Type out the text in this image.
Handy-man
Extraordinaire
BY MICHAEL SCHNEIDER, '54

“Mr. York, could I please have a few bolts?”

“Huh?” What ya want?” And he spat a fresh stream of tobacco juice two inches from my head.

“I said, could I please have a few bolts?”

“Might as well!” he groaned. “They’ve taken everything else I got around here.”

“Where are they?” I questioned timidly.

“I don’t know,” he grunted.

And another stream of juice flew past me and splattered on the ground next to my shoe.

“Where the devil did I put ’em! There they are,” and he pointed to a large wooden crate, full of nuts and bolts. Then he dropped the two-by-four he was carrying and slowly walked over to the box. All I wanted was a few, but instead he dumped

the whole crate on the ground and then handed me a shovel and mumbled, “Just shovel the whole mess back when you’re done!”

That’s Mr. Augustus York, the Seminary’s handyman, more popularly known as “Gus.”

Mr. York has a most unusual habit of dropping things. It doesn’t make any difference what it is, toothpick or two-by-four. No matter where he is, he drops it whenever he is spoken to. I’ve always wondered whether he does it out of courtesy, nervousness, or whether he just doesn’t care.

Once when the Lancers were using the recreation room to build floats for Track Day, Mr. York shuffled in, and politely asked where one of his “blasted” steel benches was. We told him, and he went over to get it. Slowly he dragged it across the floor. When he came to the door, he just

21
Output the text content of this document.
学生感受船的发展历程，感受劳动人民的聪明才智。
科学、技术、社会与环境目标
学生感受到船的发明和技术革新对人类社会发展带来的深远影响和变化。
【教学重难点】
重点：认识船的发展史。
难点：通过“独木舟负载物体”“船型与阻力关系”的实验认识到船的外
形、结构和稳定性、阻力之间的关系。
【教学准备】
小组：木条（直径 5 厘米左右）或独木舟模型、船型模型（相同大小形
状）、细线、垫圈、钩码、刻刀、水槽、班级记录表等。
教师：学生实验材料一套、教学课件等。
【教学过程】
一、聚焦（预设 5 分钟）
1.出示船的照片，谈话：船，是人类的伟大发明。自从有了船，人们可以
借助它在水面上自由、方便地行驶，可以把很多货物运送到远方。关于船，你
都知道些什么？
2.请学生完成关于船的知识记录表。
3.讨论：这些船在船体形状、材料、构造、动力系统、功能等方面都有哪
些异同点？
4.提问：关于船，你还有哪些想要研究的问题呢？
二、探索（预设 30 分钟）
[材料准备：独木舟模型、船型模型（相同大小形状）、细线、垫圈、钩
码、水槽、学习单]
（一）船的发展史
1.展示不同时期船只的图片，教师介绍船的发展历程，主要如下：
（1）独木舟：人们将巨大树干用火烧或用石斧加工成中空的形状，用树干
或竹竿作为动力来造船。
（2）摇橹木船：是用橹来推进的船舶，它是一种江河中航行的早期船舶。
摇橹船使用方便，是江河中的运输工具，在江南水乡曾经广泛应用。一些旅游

GIVEN TASK – Say how many lines in this listing hold the string "stream", giving the count and nothing more.

PROBLEM SOLUTION – 2